## Description of the task
Draw out every line with the word "nmol" from the listing below.

## Data provided
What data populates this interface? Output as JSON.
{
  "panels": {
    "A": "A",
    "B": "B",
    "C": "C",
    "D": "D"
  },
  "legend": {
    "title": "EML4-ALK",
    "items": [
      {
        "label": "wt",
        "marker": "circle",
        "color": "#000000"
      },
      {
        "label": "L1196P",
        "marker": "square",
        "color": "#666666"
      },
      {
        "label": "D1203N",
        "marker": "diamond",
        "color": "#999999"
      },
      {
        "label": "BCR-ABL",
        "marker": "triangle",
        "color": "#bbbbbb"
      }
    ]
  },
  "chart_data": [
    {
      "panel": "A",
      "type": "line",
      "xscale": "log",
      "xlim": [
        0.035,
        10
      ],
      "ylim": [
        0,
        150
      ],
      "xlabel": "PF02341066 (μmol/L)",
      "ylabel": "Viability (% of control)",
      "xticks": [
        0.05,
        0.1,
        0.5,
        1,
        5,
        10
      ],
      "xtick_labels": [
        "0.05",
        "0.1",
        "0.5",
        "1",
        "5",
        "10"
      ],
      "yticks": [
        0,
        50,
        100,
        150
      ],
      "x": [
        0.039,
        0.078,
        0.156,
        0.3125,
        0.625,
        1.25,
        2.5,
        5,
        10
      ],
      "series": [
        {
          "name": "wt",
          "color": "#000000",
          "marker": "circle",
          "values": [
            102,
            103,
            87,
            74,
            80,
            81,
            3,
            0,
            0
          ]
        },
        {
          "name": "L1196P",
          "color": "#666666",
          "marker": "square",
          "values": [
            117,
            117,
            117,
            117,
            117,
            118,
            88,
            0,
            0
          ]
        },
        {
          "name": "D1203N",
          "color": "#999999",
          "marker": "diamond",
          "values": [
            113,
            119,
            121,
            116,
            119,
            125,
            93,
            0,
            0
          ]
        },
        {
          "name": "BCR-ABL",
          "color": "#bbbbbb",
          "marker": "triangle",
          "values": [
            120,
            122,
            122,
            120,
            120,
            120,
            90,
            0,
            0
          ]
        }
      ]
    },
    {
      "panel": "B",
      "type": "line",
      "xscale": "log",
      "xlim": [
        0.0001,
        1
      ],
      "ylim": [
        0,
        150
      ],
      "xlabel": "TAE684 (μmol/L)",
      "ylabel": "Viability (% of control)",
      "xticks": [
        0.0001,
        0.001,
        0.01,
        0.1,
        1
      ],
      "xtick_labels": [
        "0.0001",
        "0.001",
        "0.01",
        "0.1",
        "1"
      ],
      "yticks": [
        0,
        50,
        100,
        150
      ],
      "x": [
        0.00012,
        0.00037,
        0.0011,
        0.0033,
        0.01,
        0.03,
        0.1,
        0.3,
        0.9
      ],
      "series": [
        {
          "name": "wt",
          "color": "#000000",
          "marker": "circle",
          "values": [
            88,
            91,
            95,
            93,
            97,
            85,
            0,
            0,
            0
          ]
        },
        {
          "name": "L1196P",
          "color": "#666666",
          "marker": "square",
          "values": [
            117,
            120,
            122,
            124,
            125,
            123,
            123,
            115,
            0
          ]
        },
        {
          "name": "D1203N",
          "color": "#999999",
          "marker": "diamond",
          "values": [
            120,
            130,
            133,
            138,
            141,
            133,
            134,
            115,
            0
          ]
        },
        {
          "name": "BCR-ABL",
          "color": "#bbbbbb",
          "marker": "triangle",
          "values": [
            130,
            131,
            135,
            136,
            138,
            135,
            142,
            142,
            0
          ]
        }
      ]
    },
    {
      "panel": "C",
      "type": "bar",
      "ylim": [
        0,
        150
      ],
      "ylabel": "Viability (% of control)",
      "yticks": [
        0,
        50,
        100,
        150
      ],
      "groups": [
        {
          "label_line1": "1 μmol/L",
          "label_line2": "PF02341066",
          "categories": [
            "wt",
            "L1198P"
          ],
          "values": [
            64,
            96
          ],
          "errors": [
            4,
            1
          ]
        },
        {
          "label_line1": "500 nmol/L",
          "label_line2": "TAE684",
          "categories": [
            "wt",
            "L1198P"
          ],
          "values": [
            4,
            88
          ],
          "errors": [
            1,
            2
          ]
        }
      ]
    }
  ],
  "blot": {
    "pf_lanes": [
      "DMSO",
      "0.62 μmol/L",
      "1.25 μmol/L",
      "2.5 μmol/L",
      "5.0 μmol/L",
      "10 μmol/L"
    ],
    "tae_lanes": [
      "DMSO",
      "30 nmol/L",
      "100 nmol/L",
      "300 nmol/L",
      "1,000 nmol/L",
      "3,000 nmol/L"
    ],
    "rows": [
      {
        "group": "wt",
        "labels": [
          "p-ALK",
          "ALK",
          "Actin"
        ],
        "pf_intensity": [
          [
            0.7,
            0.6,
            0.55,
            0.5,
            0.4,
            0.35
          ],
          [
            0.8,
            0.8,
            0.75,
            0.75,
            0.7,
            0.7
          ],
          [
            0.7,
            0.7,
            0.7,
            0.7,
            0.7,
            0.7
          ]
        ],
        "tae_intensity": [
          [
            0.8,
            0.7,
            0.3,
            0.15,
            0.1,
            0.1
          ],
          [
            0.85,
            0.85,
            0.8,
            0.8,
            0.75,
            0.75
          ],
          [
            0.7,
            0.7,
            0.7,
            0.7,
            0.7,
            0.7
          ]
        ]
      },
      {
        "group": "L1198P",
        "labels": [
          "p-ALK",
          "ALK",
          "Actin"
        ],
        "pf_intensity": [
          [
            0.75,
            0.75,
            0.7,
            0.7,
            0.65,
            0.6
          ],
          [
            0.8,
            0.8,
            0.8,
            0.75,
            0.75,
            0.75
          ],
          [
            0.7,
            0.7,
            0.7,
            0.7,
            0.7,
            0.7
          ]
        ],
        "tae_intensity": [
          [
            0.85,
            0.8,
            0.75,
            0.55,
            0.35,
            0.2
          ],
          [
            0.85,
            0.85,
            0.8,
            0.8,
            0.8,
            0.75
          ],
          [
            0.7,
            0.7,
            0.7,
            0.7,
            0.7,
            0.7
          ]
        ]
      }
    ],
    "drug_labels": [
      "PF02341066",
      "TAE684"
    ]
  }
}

## Answer to the exercise
          "label_line1": "500 nmol/L",
      "30 nmol/L",
      "100 nmol/L",
      "300 nmol/L",
      "1,000 nmol/L",
      "3,000 nmol/L"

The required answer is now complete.